Objective
In the material below, count the lines with the word "mean" and state that number only.

-- START OF Data provided --

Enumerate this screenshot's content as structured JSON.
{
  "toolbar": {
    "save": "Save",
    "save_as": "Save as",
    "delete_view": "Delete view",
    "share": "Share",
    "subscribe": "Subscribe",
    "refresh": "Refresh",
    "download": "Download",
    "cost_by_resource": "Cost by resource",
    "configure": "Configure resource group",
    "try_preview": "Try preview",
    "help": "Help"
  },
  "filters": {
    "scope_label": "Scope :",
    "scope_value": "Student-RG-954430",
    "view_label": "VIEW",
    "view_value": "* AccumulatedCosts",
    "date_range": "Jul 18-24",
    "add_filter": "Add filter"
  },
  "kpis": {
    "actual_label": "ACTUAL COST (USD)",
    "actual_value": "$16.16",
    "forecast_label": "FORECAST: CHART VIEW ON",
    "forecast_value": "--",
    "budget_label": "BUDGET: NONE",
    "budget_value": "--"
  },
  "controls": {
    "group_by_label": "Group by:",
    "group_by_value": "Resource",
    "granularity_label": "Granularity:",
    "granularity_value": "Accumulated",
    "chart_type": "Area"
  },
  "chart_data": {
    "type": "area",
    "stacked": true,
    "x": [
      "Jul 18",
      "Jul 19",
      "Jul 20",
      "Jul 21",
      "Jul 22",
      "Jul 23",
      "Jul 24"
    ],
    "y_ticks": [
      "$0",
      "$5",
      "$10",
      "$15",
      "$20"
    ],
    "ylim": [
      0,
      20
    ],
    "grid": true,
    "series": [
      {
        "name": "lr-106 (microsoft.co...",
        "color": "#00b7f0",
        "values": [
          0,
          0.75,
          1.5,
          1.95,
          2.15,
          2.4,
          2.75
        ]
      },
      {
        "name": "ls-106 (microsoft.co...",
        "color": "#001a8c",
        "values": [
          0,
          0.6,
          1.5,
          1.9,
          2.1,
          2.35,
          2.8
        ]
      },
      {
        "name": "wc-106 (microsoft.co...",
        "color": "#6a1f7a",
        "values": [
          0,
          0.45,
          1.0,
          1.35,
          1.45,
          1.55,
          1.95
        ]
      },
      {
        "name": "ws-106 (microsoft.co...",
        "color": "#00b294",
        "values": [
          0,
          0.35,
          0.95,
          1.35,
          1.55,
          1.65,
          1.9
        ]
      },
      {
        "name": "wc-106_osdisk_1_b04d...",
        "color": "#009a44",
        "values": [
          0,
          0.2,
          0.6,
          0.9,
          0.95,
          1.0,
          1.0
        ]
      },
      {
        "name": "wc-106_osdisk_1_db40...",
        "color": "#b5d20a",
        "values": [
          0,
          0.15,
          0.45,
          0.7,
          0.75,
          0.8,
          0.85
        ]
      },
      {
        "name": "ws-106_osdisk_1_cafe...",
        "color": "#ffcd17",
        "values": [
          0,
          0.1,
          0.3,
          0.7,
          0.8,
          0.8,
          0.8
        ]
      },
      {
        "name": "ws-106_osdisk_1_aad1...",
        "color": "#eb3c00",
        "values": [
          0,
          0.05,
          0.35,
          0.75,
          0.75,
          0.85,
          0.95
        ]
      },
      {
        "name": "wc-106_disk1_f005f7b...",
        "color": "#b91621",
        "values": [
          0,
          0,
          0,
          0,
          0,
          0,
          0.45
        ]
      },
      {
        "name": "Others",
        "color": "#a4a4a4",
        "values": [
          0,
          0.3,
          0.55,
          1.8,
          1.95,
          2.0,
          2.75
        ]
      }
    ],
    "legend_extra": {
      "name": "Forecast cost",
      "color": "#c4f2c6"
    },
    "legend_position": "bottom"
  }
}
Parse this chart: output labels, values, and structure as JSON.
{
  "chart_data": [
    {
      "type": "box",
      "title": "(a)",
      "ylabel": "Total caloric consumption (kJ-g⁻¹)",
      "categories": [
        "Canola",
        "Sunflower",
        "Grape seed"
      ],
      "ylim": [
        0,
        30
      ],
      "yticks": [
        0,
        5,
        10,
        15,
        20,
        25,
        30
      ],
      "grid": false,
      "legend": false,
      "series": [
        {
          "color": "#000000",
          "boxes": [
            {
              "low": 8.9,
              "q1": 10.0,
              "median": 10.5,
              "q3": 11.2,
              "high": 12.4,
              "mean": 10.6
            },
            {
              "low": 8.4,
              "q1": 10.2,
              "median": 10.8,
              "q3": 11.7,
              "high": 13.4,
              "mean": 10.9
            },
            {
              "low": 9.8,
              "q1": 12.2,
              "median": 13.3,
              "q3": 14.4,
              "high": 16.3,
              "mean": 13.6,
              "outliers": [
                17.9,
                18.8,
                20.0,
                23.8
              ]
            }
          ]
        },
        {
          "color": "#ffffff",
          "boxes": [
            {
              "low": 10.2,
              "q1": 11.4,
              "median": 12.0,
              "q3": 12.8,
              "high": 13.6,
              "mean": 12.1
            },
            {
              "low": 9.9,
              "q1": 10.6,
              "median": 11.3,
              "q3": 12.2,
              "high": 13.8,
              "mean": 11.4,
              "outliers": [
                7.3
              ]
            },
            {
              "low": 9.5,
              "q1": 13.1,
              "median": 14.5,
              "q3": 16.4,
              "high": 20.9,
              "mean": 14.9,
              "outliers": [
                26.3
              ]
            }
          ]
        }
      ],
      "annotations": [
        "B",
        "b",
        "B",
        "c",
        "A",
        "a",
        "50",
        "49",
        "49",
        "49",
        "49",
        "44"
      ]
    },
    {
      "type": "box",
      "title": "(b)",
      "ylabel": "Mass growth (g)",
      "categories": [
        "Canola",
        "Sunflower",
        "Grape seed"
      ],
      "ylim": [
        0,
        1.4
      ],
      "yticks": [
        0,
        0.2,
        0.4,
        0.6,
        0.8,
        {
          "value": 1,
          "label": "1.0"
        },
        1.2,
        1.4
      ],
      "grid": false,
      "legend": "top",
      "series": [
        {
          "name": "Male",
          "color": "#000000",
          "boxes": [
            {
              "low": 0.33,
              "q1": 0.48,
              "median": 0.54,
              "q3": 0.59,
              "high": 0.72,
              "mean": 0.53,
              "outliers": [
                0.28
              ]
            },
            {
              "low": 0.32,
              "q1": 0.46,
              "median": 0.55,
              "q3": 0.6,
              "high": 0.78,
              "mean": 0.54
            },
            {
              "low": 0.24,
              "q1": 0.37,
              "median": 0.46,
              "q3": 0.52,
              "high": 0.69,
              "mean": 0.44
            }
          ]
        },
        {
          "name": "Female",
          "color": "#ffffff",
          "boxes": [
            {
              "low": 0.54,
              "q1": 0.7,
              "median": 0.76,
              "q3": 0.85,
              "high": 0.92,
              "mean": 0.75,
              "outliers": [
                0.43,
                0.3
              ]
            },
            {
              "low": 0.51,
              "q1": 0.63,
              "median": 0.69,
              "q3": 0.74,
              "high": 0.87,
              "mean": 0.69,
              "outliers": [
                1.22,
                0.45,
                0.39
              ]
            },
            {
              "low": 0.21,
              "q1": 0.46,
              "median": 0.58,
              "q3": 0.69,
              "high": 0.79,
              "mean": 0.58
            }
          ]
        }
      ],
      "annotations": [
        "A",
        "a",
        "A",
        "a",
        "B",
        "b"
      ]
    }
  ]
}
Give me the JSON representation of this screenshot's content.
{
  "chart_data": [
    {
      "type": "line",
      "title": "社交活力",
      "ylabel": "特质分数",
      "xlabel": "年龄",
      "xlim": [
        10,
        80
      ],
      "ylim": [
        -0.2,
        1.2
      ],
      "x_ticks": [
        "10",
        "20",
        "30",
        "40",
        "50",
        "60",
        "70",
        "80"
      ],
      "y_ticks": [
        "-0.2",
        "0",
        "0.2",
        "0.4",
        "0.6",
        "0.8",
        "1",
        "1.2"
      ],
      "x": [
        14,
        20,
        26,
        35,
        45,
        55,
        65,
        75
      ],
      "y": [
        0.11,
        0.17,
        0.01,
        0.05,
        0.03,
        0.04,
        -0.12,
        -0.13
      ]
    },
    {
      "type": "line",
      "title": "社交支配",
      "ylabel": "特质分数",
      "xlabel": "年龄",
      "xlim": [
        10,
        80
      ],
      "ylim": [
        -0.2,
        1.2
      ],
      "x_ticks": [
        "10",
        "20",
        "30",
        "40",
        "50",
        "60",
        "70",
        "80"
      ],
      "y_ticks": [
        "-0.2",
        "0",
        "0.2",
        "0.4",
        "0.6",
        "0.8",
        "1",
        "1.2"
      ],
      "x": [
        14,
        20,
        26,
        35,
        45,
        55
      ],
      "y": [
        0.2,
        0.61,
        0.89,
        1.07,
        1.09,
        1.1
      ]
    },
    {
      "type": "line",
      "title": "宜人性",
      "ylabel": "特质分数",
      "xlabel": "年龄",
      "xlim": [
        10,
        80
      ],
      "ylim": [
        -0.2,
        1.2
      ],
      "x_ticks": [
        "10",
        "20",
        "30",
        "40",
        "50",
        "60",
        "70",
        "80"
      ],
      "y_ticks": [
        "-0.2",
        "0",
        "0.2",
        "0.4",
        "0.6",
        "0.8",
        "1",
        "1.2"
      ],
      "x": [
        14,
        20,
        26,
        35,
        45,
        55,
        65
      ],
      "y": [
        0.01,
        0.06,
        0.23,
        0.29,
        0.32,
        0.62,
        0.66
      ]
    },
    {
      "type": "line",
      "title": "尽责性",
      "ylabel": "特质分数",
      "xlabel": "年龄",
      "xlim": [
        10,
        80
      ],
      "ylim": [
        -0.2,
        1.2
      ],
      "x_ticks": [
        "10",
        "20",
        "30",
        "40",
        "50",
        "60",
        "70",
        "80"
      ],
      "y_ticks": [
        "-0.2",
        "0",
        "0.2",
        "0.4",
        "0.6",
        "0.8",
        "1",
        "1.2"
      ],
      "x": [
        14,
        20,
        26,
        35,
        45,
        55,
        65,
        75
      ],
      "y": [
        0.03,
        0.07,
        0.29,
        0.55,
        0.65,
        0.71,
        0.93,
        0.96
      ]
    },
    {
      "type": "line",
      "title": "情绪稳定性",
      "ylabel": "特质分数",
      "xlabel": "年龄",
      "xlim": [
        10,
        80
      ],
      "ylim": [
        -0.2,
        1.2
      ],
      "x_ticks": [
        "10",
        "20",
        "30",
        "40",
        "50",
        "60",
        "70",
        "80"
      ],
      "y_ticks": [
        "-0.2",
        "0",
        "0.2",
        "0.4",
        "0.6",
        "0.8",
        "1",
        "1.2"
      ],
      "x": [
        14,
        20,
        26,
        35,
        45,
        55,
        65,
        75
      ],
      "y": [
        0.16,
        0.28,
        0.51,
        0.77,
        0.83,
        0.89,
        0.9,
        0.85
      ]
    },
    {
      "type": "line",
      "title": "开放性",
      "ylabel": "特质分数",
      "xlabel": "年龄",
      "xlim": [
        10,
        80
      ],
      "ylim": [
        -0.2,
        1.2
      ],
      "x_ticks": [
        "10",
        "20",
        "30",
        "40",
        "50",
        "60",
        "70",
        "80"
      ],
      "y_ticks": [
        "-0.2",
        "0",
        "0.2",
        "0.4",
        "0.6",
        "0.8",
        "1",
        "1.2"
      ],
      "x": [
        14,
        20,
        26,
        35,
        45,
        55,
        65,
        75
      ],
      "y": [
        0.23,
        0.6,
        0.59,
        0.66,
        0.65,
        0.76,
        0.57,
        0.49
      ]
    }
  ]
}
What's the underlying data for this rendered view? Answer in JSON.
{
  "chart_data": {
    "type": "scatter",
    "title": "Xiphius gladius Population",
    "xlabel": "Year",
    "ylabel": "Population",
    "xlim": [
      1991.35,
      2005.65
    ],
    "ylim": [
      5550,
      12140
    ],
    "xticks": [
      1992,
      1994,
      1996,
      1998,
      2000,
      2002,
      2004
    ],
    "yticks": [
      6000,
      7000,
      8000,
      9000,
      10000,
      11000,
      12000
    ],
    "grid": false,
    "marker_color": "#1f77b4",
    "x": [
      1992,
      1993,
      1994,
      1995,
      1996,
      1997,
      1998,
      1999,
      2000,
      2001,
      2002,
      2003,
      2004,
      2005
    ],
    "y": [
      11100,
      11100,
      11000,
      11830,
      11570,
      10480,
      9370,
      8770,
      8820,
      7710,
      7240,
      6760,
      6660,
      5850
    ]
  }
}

-- END OF Data provided --

Result for this exercise
12